* _PROBLEM TO SOLVE_
Report every line in the listing below where the string "title" shows up.

* _INPUT ROWS_
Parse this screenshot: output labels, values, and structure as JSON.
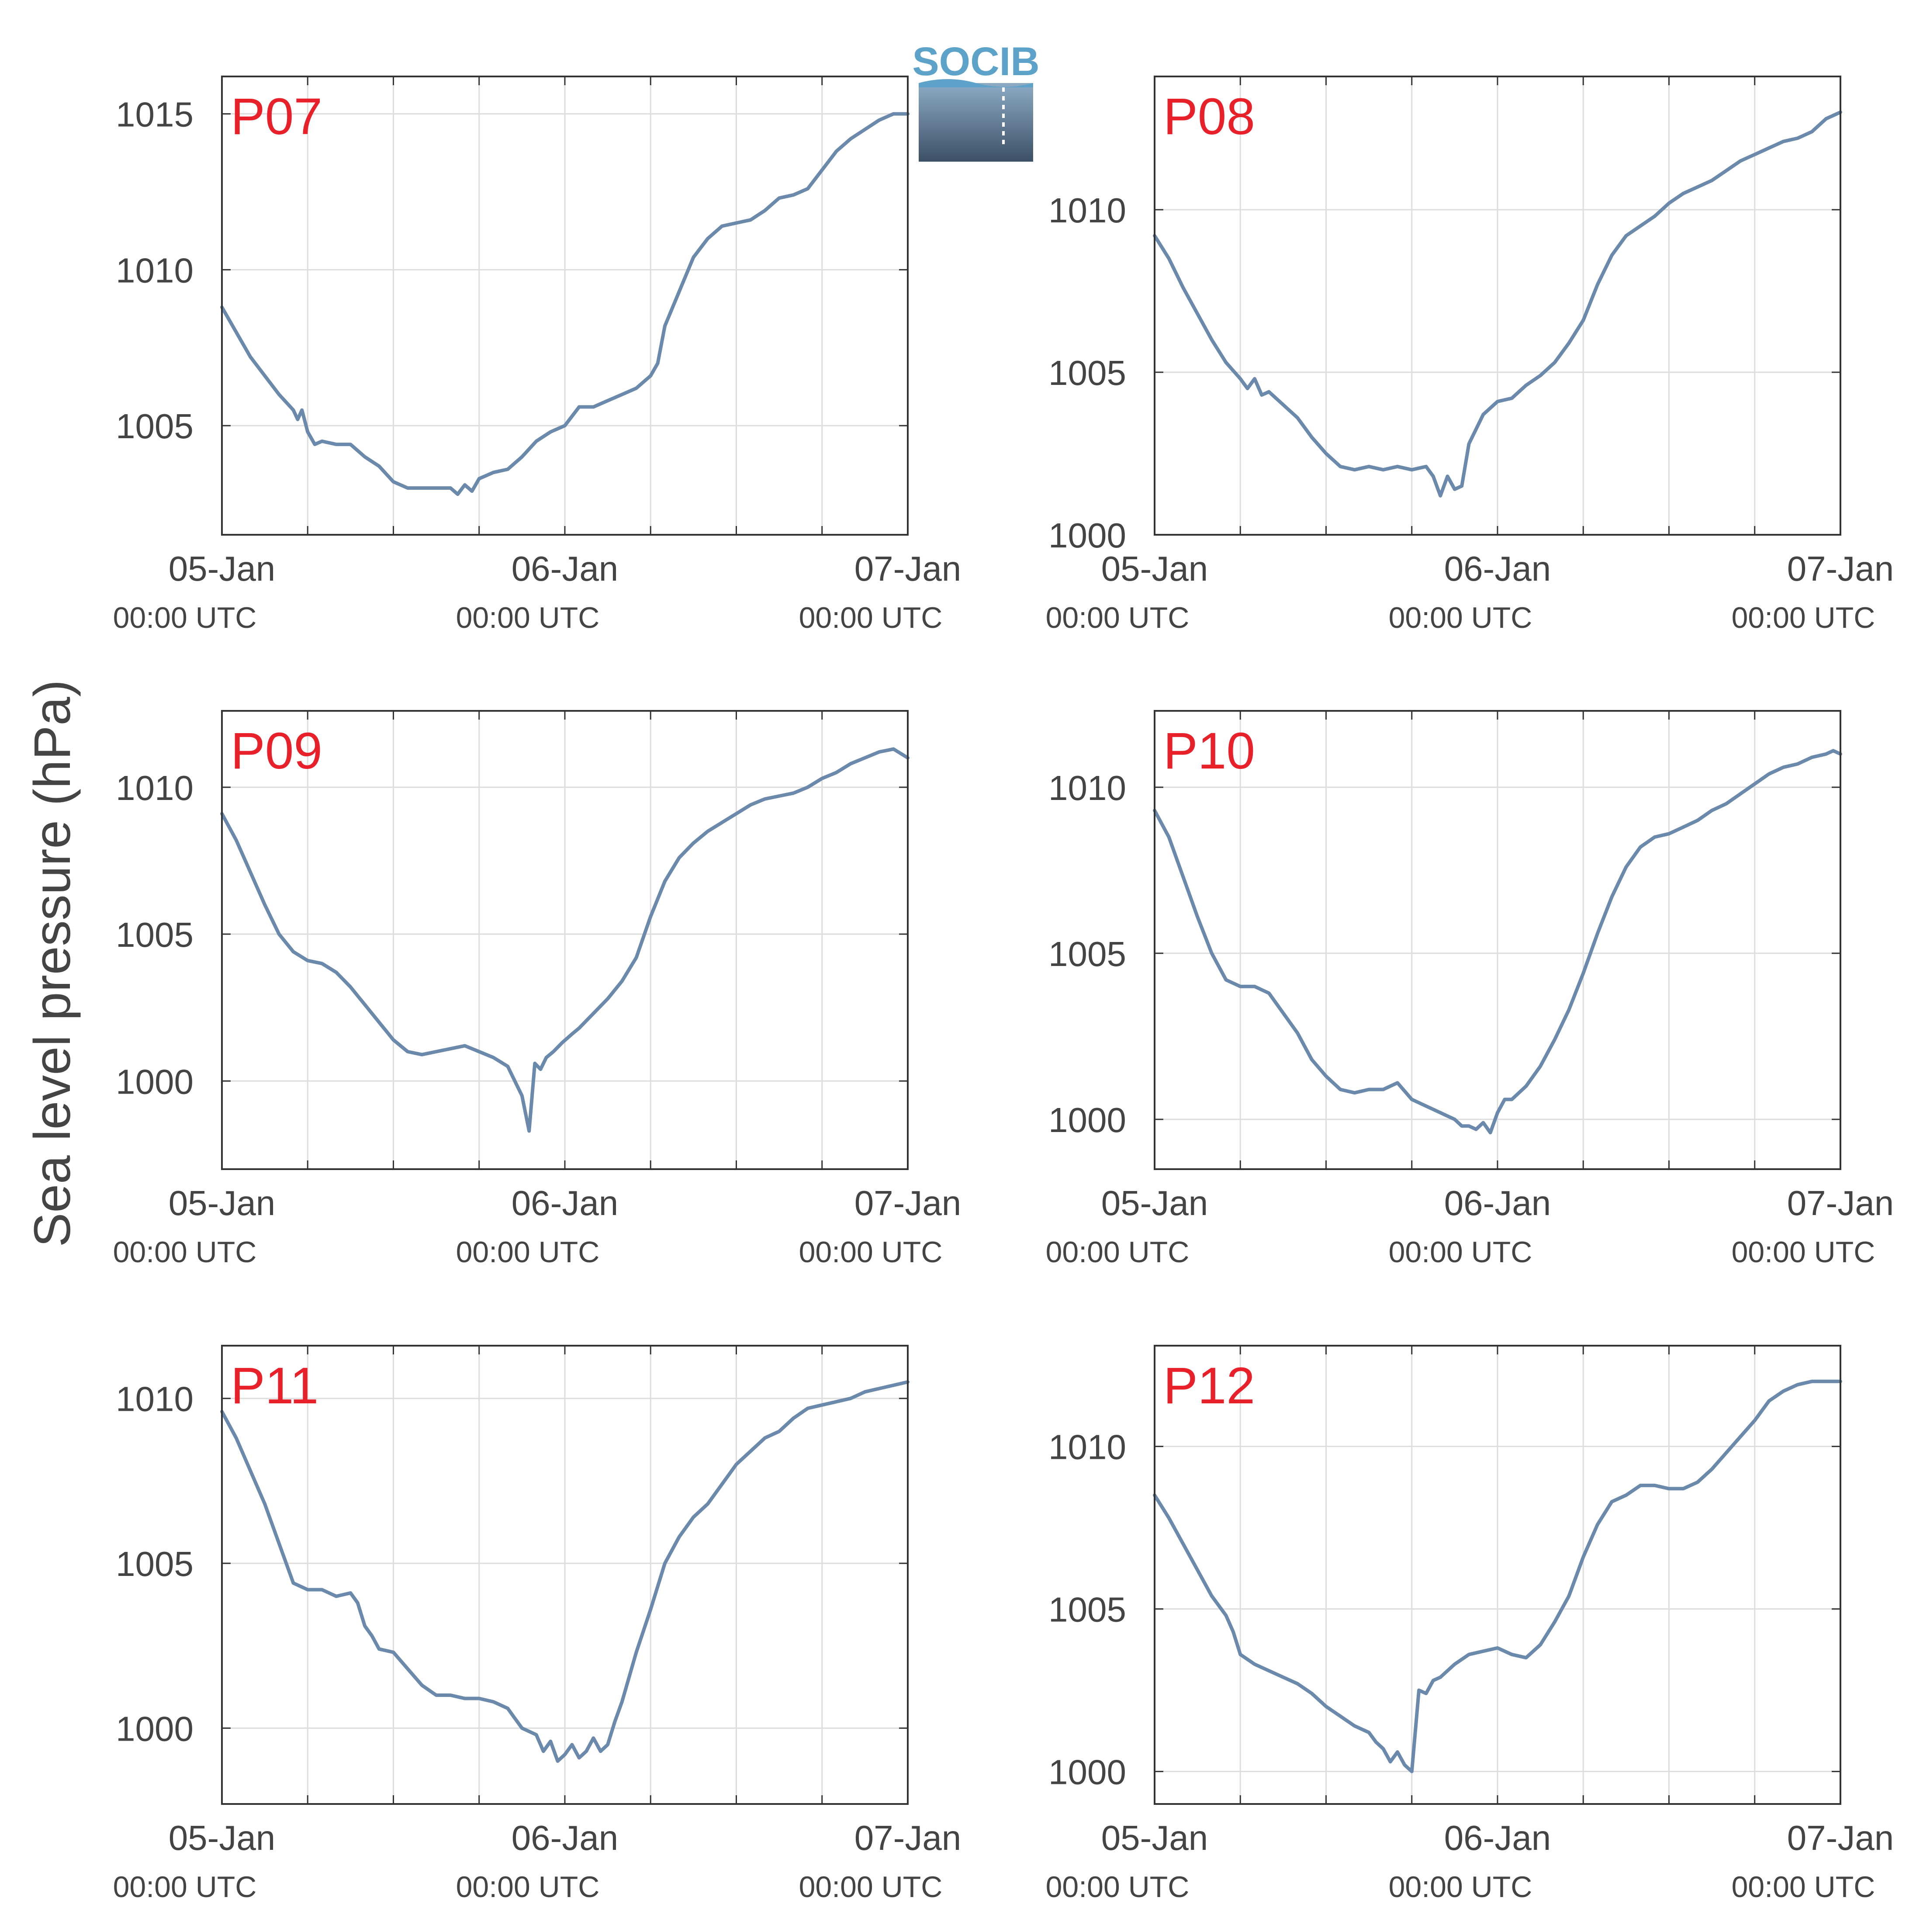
{
  "figure": {
    "ylabel": "Sea level pressure (hPa)",
    "logo_text": "SOCIB",
    "colors": {
      "line": "#6a89ab",
      "panel_label": "#e8202a",
      "grid": "#dddddd",
      "frame": "#333333",
      "text": "#444444",
      "logo_top": "#8dabc5",
      "logo_bottom": "#3c5066",
      "logo_text": "#5da2c8"
    }
  },
  "chart_data": [
    {
      "type": "line",
      "title": "P07",
      "x_ticks": [
        {
          "main": "05-Jan",
          "sub": "00:00 UTC"
        },
        {
          "main": "06-Jan",
          "sub": "00:00 UTC"
        },
        {
          "main": "07-Jan",
          "sub": "00:00 UTC"
        }
      ],
      "x_unit": "hours since 05-Jan 00:00 UTC",
      "xlim": [
        0,
        48
      ],
      "ylim": [
        1001.5,
        1016.2
      ],
      "y_ticks": [
        1005,
        1010,
        1015
      ],
      "grid": true,
      "series": [
        {
          "x": [
            0,
            1,
            2,
            3,
            4,
            5,
            5.3,
            5.6,
            6,
            6.5,
            7,
            8,
            9,
            10,
            11,
            12,
            13,
            14,
            15,
            16,
            16.5,
            17,
            17.5,
            18,
            19,
            20,
            21,
            22,
            23,
            24,
            25,
            26,
            27,
            28,
            29,
            30,
            30.5,
            31,
            32,
            33,
            34,
            35,
            36,
            37,
            38,
            39,
            40,
            41,
            42,
            43,
            44,
            45,
            46,
            47,
            48
          ],
          "y": [
            1008.8,
            1008.0,
            1007.2,
            1006.6,
            1006.0,
            1005.5,
            1005.2,
            1005.5,
            1004.8,
            1004.4,
            1004.5,
            1004.4,
            1004.4,
            1004.0,
            1003.7,
            1003.2,
            1003.0,
            1003.0,
            1003.0,
            1003.0,
            1002.8,
            1003.1,
            1002.9,
            1003.3,
            1003.5,
            1003.6,
            1004.0,
            1004.5,
            1004.8,
            1005.0,
            1005.6,
            1005.6,
            1005.8,
            1006.0,
            1006.2,
            1006.6,
            1007.0,
            1008.2,
            1009.3,
            1010.4,
            1011.0,
            1011.4,
            1011.5,
            1011.6,
            1011.9,
            1012.3,
            1012.4,
            1012.6,
            1013.2,
            1013.8,
            1014.2,
            1014.5,
            1014.8,
            1015.0,
            1015.0
          ]
        }
      ]
    },
    {
      "type": "line",
      "title": "P08",
      "x_ticks": [
        {
          "main": "05-Jan",
          "sub": "00:00 UTC"
        },
        {
          "main": "06-Jan",
          "sub": "00:00 UTC"
        },
        {
          "main": "07-Jan",
          "sub": "00:00 UTC"
        }
      ],
      "x_unit": "hours since 05-Jan 00:00 UTC",
      "xlim": [
        0,
        48
      ],
      "ylim": [
        1000,
        1014.1
      ],
      "y_ticks": [
        1000,
        1005,
        1010
      ],
      "grid": true,
      "series": [
        {
          "x": [
            0,
            1,
            2,
            3,
            4,
            5,
            6,
            6.5,
            7,
            7.5,
            8,
            9,
            10,
            11,
            12,
            13,
            14,
            15,
            16,
            17,
            18,
            19,
            19.5,
            20,
            20.5,
            21,
            21.5,
            22,
            23,
            24,
            25,
            26,
            27,
            28,
            29,
            30,
            31,
            32,
            33,
            34,
            35,
            36,
            37,
            38,
            39,
            40,
            41,
            42,
            43,
            44,
            45,
            46,
            47,
            48
          ],
          "y": [
            1009.2,
            1008.5,
            1007.6,
            1006.8,
            1006.0,
            1005.3,
            1004.8,
            1004.5,
            1004.8,
            1004.3,
            1004.4,
            1004.0,
            1003.6,
            1003.0,
            1002.5,
            1002.1,
            1002.0,
            1002.1,
            1002.0,
            1002.1,
            1002.0,
            1002.1,
            1001.8,
            1001.2,
            1001.8,
            1001.4,
            1001.5,
            1002.8,
            1003.7,
            1004.1,
            1004.2,
            1004.6,
            1004.9,
            1005.3,
            1005.9,
            1006.6,
            1007.7,
            1008.6,
            1009.2,
            1009.5,
            1009.8,
            1010.2,
            1010.5,
            1010.7,
            1010.9,
            1011.2,
            1011.5,
            1011.7,
            1011.9,
            1012.1,
            1012.2,
            1012.4,
            1012.8,
            1013.0
          ]
        }
      ]
    },
    {
      "type": "line",
      "title": "P09",
      "x_ticks": [
        {
          "main": "05-Jan",
          "sub": "00:00 UTC"
        },
        {
          "main": "06-Jan",
          "sub": "00:00 UTC"
        },
        {
          "main": "07-Jan",
          "sub": "00:00 UTC"
        }
      ],
      "x_unit": "hours since 05-Jan 00:00 UTC",
      "xlim": [
        0,
        48
      ],
      "ylim": [
        997.0,
        1012.6
      ],
      "y_ticks": [
        1000,
        1005,
        1010
      ],
      "grid": true,
      "series": [
        {
          "x": [
            0,
            1,
            2,
            3,
            4,
            5,
            6,
            7,
            8,
            9,
            10,
            11,
            12,
            13,
            14,
            15,
            16,
            17,
            18,
            19,
            20,
            20.5,
            21,
            21.5,
            21.9,
            22.3,
            22.7,
            23.2,
            23.8,
            24.5,
            25,
            26,
            27,
            28,
            29,
            30,
            31,
            32,
            33,
            34,
            35,
            36,
            37,
            38,
            39,
            40,
            41,
            42,
            43,
            44,
            45,
            46,
            47,
            48
          ],
          "y": [
            1009.1,
            1008.2,
            1007.1,
            1006.0,
            1005.0,
            1004.4,
            1004.1,
            1004.0,
            1003.7,
            1003.2,
            1002.6,
            1002.0,
            1001.4,
            1001.0,
            1000.9,
            1001.0,
            1001.1,
            1001.2,
            1001.0,
            1000.8,
            1000.5,
            1000.0,
            999.5,
            998.3,
            1000.6,
            1000.4,
            1000.8,
            1001.0,
            1001.3,
            1001.6,
            1001.8,
            1002.3,
            1002.8,
            1003.4,
            1004.2,
            1005.6,
            1006.8,
            1007.6,
            1008.1,
            1008.5,
            1008.8,
            1009.1,
            1009.4,
            1009.6,
            1009.7,
            1009.8,
            1010.0,
            1010.3,
            1010.5,
            1010.8,
            1011.0,
            1011.2,
            1011.3,
            1011.0
          ]
        }
      ]
    },
    {
      "type": "line",
      "title": "P10",
      "x_ticks": [
        {
          "main": "05-Jan",
          "sub": "00:00 UTC"
        },
        {
          "main": "06-Jan",
          "sub": "00:00 UTC"
        },
        {
          "main": "07-Jan",
          "sub": "00:00 UTC"
        }
      ],
      "x_unit": "hours since 05-Jan 00:00 UTC",
      "xlim": [
        0,
        48
      ],
      "ylim": [
        998.5,
        1012.3
      ],
      "y_ticks": [
        1000,
        1005,
        1010
      ],
      "grid": true,
      "series": [
        {
          "x": [
            0,
            1,
            2,
            3,
            4,
            5,
            6,
            7,
            8,
            9,
            10,
            11,
            12,
            13,
            14,
            15,
            16,
            17,
            18,
            19,
            20,
            21,
            21.5,
            22,
            22.5,
            23,
            23.5,
            24,
            24.5,
            25,
            26,
            27,
            28,
            29,
            30,
            31,
            32,
            33,
            34,
            35,
            36,
            37,
            38,
            39,
            40,
            41,
            42,
            43,
            44,
            45,
            46,
            47,
            47.5,
            48
          ],
          "y": [
            1009.3,
            1008.5,
            1007.3,
            1006.1,
            1005.0,
            1004.2,
            1004.0,
            1004.0,
            1003.8,
            1003.2,
            1002.6,
            1001.8,
            1001.3,
            1000.9,
            1000.8,
            1000.9,
            1000.9,
            1001.1,
            1000.6,
            1000.4,
            1000.2,
            1000.0,
            999.8,
            999.8,
            999.7,
            999.9,
            999.6,
            1000.2,
            1000.6,
            1000.6,
            1001.0,
            1001.6,
            1002.4,
            1003.3,
            1004.4,
            1005.6,
            1006.7,
            1007.6,
            1008.2,
            1008.5,
            1008.6,
            1008.8,
            1009.0,
            1009.3,
            1009.5,
            1009.8,
            1010.1,
            1010.4,
            1010.6,
            1010.7,
            1010.9,
            1011.0,
            1011.1,
            1011.0
          ]
        }
      ]
    },
    {
      "type": "line",
      "title": "P11",
      "x_ticks": [
        {
          "main": "05-Jan",
          "sub": "00:00 UTC"
        },
        {
          "main": "06-Jan",
          "sub": "00:00 UTC"
        },
        {
          "main": "07-Jan",
          "sub": "00:00 UTC"
        }
      ],
      "x_unit": "hours since 05-Jan 00:00 UTC",
      "xlim": [
        0,
        48
      ],
      "ylim": [
        997.7,
        1011.6
      ],
      "y_ticks": [
        1000,
        1005,
        1010
      ],
      "grid": true,
      "series": [
        {
          "x": [
            0,
            1,
            2,
            3,
            4,
            5,
            6,
            7,
            8,
            9,
            9.5,
            10,
            10.5,
            11,
            12,
            13,
            14,
            15,
            16,
            17,
            18,
            19,
            20,
            20.5,
            21,
            22,
            22.5,
            23,
            23.5,
            24,
            24.5,
            25,
            25.5,
            26,
            26.5,
            27,
            27.5,
            28,
            29,
            30,
            31,
            32,
            33,
            34,
            35,
            36,
            37,
            38,
            39,
            40,
            41,
            42,
            43,
            44,
            45,
            46,
            47,
            48
          ],
          "y": [
            1009.6,
            1008.8,
            1007.8,
            1006.8,
            1005.6,
            1004.4,
            1004.2,
            1004.2,
            1004.0,
            1004.1,
            1003.8,
            1003.1,
            1002.8,
            1002.4,
            1002.3,
            1001.8,
            1001.3,
            1001.0,
            1001.0,
            1000.9,
            1000.9,
            1000.8,
            1000.6,
            1000.3,
            1000.0,
            999.8,
            999.3,
            999.6,
            999.0,
            999.2,
            999.5,
            999.1,
            999.3,
            999.7,
            999.3,
            999.5,
            1000.2,
            1000.8,
            1002.3,
            1003.6,
            1005.0,
            1005.8,
            1006.4,
            1006.8,
            1007.4,
            1008.0,
            1008.4,
            1008.8,
            1009.0,
            1009.4,
            1009.7,
            1009.8,
            1009.9,
            1010.0,
            1010.2,
            1010.3,
            1010.4,
            1010.5
          ]
        }
      ]
    },
    {
      "type": "line",
      "title": "P12",
      "x_ticks": [
        {
          "main": "05-Jan",
          "sub": "00:00 UTC"
        },
        {
          "main": "06-Jan",
          "sub": "00:00 UTC"
        },
        {
          "main": "07-Jan",
          "sub": "00:00 UTC"
        }
      ],
      "x_unit": "hours since 05-Jan 00:00 UTC",
      "xlim": [
        0,
        48
      ],
      "ylim": [
        999.0,
        1013.1
      ],
      "y_ticks": [
        1000,
        1005,
        1010
      ],
      "grid": true,
      "series": [
        {
          "x": [
            0,
            1,
            2,
            3,
            4,
            5,
            5.5,
            6,
            7,
            8,
            9,
            10,
            11,
            12,
            13,
            14,
            15,
            15.5,
            16,
            16.5,
            17,
            17.5,
            18,
            18.5,
            19,
            19.5,
            20,
            21,
            22,
            23,
            24,
            25,
            26,
            27,
            28,
            29,
            30,
            31,
            32,
            33,
            34,
            35,
            36,
            37,
            38,
            39,
            40,
            41,
            42,
            43,
            44,
            45,
            46,
            47,
            48
          ],
          "y": [
            1008.5,
            1007.8,
            1007.0,
            1006.2,
            1005.4,
            1004.8,
            1004.3,
            1003.6,
            1003.3,
            1003.1,
            1002.9,
            1002.7,
            1002.4,
            1002.0,
            1001.7,
            1001.4,
            1001.2,
            1000.9,
            1000.7,
            1000.3,
            1000.6,
            1000.2,
            1000.0,
            1002.5,
            1002.4,
            1002.8,
            1002.9,
            1003.3,
            1003.6,
            1003.7,
            1003.8,
            1003.6,
            1003.5,
            1003.9,
            1004.6,
            1005.4,
            1006.6,
            1007.6,
            1008.3,
            1008.5,
            1008.8,
            1008.8,
            1008.7,
            1008.7,
            1008.9,
            1009.3,
            1009.8,
            1010.3,
            1010.8,
            1011.4,
            1011.7,
            1011.9,
            1012.0,
            1012.0,
            1012.0
          ]
        }
      ]
    }
  ]
}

* _RESPONSE FOR THIS EXERCISE_
      "title": "P07",
      "title": "P08",
      "title": "P09",
      "title": "P10",
      "title": "P11",
      "title": "P12",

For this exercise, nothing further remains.